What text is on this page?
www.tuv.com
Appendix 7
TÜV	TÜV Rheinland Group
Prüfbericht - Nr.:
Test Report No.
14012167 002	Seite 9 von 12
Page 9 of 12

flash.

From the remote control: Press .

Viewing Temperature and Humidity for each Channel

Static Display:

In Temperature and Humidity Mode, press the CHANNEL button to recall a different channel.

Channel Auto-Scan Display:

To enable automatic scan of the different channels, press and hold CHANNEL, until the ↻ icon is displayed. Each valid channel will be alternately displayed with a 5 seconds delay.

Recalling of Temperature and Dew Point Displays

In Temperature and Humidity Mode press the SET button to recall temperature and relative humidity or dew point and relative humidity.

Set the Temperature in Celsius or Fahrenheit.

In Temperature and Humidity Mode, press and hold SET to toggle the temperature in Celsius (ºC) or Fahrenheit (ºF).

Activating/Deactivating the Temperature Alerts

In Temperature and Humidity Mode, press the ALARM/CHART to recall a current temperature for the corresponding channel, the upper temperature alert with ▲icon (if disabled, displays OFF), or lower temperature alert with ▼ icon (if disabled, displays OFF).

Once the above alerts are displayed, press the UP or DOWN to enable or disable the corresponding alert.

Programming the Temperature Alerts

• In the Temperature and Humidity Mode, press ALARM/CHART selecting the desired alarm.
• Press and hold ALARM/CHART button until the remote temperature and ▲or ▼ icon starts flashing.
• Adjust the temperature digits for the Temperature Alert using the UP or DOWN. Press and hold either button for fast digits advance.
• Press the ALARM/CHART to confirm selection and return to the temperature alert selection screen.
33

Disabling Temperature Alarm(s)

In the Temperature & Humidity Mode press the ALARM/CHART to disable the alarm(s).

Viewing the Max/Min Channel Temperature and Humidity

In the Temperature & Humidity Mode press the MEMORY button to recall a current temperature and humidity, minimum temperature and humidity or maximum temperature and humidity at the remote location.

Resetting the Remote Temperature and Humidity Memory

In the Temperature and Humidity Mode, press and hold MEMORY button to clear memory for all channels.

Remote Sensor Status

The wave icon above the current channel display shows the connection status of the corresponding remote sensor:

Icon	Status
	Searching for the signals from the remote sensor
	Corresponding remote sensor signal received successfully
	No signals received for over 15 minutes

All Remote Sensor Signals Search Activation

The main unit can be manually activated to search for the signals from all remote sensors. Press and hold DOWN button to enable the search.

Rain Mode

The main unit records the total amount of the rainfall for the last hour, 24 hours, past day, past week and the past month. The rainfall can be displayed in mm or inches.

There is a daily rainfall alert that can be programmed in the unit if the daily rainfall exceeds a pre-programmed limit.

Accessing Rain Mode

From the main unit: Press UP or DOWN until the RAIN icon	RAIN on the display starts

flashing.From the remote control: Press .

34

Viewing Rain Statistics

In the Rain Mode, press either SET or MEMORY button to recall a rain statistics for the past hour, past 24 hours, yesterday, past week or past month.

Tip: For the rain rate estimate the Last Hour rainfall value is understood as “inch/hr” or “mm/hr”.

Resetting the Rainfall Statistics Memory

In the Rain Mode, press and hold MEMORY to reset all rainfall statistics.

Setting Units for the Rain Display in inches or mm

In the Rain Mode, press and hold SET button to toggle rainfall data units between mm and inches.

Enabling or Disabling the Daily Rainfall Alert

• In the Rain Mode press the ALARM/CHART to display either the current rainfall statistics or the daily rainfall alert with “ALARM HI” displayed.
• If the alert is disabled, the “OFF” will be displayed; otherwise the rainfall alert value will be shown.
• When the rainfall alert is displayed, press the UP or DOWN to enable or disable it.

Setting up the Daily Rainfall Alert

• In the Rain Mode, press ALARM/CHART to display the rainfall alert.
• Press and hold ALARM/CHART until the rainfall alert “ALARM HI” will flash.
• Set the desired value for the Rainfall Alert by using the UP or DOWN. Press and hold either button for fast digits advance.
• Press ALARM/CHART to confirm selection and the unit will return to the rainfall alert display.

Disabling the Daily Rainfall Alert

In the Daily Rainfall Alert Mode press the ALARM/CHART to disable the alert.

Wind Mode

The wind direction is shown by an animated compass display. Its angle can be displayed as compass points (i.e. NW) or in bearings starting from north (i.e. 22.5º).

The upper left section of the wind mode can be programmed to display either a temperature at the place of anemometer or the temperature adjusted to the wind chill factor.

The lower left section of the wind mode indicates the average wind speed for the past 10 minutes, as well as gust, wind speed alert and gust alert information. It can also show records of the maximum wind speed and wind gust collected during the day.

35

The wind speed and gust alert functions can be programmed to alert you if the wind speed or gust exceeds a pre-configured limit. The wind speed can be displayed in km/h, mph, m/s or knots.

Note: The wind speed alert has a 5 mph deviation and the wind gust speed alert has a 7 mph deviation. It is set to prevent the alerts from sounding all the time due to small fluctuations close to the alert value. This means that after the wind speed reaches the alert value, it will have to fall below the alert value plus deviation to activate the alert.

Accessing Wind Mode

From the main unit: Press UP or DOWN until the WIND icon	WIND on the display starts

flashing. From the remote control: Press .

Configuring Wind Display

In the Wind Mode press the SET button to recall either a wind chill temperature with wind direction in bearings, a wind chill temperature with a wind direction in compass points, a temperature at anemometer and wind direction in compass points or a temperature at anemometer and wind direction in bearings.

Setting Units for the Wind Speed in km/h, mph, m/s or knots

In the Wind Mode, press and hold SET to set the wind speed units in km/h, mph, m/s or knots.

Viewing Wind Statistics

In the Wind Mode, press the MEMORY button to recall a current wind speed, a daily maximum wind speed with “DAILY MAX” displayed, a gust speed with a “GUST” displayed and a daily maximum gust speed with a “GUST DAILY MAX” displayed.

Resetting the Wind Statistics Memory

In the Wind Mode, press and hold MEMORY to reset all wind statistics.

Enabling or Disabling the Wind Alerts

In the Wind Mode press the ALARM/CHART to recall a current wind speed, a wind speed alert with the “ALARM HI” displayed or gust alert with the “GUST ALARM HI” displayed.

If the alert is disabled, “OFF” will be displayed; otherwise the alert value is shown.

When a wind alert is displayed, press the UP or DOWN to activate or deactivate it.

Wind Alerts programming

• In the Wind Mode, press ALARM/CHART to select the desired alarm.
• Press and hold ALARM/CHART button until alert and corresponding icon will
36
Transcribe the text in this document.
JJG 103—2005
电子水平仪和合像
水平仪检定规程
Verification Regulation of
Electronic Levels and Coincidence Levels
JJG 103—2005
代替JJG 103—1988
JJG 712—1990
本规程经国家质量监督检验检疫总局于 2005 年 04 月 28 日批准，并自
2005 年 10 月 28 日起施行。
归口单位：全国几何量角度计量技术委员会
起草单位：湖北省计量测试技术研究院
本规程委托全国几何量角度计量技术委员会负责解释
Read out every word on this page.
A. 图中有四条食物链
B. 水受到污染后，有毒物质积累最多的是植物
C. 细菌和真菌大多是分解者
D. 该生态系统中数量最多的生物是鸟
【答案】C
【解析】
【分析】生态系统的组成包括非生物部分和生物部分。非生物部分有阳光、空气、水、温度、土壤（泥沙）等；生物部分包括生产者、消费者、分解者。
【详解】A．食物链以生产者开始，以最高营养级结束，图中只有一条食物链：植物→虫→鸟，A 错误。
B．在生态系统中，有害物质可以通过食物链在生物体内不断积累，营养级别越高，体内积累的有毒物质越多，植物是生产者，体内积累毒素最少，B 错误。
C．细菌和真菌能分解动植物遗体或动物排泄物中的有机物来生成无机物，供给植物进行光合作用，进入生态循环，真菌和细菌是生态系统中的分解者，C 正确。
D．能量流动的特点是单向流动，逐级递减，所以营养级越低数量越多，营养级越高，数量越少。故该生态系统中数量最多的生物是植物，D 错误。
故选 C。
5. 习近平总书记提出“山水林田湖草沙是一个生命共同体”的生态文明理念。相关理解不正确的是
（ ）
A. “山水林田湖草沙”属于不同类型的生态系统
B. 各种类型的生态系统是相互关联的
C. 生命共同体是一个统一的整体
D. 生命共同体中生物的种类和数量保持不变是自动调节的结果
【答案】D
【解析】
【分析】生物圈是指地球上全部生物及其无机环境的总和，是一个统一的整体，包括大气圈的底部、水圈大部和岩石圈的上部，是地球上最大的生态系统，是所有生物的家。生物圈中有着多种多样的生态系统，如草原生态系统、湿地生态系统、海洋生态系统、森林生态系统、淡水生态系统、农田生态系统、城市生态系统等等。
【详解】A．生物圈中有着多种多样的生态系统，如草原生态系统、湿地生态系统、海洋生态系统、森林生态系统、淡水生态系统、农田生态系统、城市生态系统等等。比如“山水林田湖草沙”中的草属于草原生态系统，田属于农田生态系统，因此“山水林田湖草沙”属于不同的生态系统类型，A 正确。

- STATED GOAL
Indicate how many lines of the material contain the string "Fahrenheit", giving the number and nothing more.

- TASK ANSWER
2